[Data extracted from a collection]
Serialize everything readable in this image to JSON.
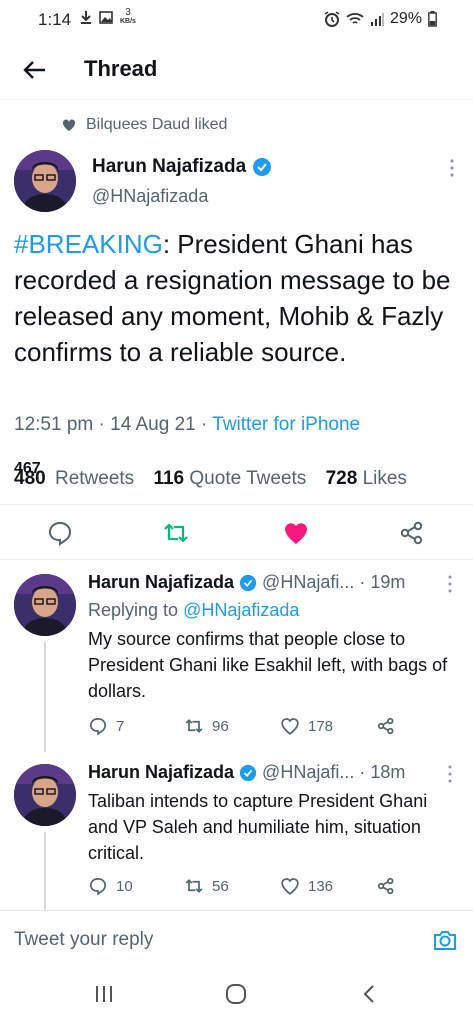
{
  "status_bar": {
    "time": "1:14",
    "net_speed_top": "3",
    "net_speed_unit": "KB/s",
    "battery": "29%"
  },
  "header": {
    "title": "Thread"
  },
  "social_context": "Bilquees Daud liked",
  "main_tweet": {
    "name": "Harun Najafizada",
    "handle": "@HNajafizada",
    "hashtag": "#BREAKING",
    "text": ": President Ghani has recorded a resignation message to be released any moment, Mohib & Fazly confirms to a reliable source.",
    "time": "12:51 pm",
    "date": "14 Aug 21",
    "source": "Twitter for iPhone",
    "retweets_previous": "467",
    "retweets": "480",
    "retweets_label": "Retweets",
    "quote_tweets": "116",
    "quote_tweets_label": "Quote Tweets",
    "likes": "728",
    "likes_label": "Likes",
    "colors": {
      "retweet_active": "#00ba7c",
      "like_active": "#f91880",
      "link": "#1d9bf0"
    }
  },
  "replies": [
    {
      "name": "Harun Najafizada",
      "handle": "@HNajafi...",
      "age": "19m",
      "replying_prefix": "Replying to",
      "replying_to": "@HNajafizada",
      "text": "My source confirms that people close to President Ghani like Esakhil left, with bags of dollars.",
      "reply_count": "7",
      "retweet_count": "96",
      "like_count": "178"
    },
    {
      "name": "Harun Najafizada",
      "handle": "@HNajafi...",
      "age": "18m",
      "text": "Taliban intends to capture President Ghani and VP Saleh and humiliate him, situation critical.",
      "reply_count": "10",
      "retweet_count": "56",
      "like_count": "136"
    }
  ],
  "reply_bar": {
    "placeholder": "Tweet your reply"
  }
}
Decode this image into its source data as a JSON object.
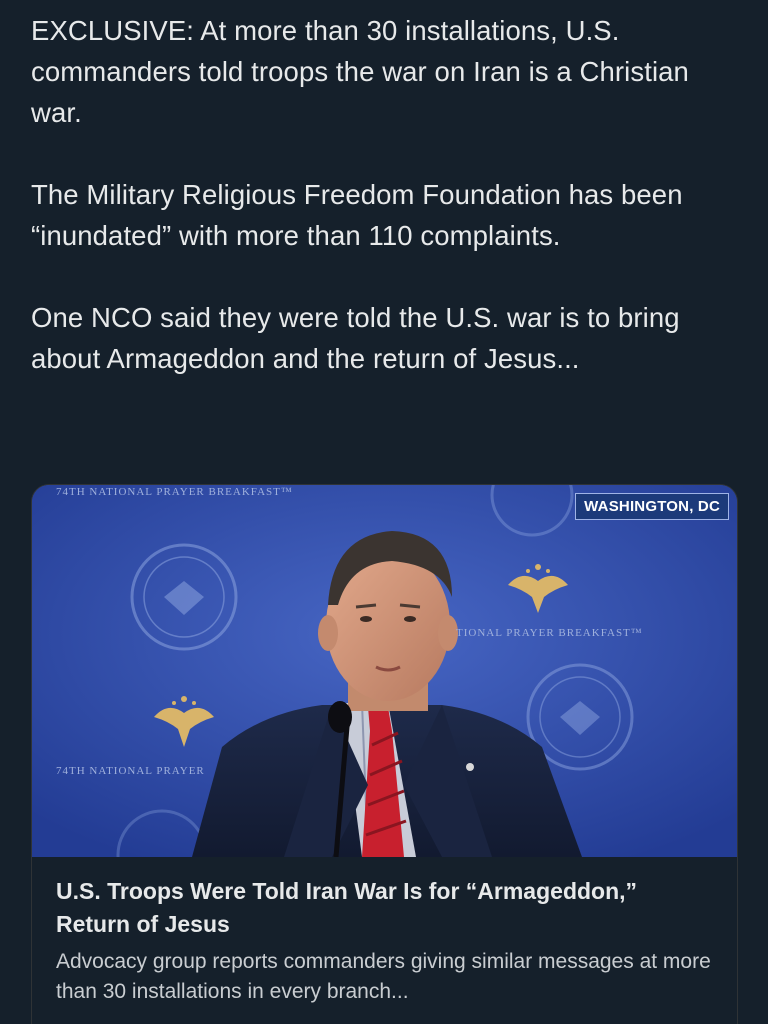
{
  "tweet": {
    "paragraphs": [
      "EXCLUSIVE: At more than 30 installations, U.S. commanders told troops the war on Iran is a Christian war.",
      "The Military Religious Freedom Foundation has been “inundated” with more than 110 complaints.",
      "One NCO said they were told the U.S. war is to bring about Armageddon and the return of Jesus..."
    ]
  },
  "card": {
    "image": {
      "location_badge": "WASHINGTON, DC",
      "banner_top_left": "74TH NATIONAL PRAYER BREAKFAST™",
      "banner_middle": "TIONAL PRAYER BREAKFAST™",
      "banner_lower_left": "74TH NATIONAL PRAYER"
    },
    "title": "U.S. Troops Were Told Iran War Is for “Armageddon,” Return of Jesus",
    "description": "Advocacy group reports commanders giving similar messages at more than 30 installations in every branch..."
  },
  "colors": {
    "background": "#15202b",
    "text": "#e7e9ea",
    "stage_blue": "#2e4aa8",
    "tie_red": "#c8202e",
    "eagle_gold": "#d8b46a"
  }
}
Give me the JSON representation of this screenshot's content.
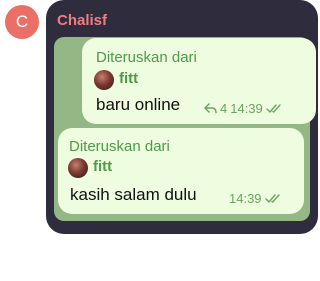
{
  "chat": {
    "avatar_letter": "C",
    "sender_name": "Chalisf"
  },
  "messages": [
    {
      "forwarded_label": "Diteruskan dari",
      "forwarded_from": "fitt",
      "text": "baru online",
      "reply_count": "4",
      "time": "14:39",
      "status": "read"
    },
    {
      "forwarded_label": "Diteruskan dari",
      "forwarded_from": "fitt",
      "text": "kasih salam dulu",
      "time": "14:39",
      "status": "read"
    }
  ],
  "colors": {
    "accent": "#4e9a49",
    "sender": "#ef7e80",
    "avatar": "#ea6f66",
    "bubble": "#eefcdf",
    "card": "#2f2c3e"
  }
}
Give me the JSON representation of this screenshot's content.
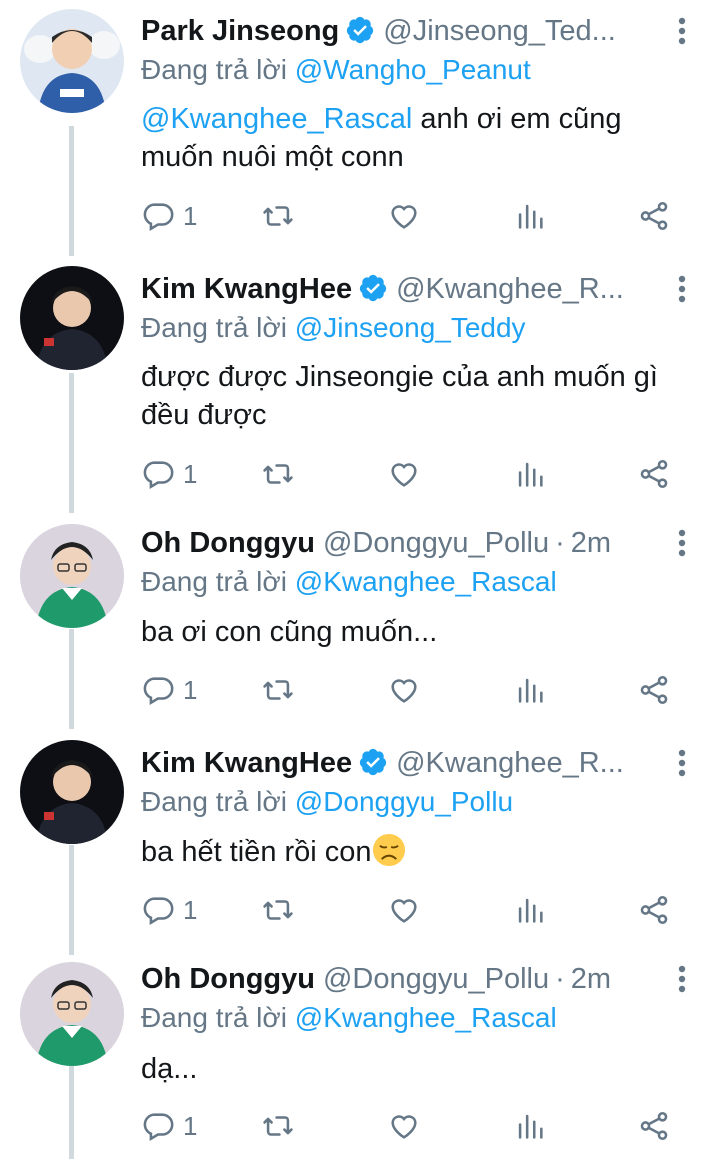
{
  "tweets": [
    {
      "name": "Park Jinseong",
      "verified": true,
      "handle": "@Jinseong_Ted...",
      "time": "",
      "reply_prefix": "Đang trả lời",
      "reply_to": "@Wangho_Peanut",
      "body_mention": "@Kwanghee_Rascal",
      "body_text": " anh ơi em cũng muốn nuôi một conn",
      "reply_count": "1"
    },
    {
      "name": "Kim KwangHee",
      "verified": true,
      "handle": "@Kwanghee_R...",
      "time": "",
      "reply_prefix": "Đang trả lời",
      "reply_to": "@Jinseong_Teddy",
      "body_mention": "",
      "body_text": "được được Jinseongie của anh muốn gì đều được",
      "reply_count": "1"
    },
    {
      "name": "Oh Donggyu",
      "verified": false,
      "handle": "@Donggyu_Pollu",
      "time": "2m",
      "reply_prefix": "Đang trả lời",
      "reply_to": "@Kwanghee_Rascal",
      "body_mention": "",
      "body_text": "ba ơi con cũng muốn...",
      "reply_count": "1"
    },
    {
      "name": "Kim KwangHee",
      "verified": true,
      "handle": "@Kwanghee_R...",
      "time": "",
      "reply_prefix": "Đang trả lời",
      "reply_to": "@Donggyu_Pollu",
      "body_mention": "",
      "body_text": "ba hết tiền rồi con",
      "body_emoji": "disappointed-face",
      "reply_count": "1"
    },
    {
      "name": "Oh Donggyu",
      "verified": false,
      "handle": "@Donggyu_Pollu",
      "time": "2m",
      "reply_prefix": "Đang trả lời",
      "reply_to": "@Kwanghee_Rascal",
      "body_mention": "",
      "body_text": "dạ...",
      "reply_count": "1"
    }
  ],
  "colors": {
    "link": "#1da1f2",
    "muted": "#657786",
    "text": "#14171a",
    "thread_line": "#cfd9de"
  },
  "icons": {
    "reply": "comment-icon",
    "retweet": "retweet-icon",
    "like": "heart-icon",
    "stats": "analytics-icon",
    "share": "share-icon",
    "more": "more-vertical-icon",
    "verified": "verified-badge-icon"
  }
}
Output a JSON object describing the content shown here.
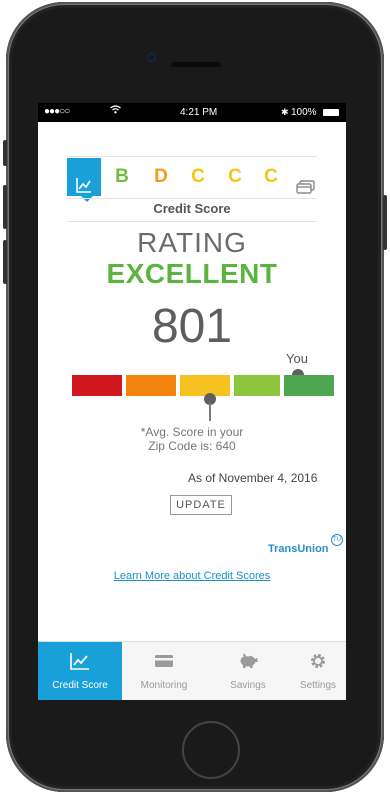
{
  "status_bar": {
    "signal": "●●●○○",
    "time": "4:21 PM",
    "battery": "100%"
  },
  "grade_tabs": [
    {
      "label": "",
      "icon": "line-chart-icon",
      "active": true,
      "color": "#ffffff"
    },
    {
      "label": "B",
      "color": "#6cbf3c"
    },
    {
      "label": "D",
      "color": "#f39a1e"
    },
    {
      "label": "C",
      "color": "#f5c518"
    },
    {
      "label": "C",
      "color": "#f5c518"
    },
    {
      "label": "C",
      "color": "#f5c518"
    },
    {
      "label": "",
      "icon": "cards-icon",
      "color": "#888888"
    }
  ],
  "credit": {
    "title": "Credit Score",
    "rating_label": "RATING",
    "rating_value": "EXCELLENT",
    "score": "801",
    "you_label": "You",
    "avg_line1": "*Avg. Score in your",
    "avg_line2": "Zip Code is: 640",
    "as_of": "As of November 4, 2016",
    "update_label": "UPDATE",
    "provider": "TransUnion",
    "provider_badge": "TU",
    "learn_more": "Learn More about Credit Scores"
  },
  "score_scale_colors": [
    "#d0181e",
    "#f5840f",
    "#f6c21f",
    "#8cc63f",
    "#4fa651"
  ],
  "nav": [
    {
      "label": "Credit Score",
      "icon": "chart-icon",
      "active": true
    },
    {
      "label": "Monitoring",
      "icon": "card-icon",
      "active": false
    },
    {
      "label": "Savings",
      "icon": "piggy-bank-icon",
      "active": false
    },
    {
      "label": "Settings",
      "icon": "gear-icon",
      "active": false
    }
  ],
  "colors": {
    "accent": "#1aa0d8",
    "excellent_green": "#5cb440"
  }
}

- _Work instructions_
Within the material above, find the lines that contain the word "PRAYER"; copy them.

- _Reply_
      "banner_top_left": "74TH NATIONAL PRAYER BREAKFAST™",
      "banner_middle": "TIONAL PRAYER BREAKFAST™",
      "banner_lower_left": "74TH NATIONAL PRAYER"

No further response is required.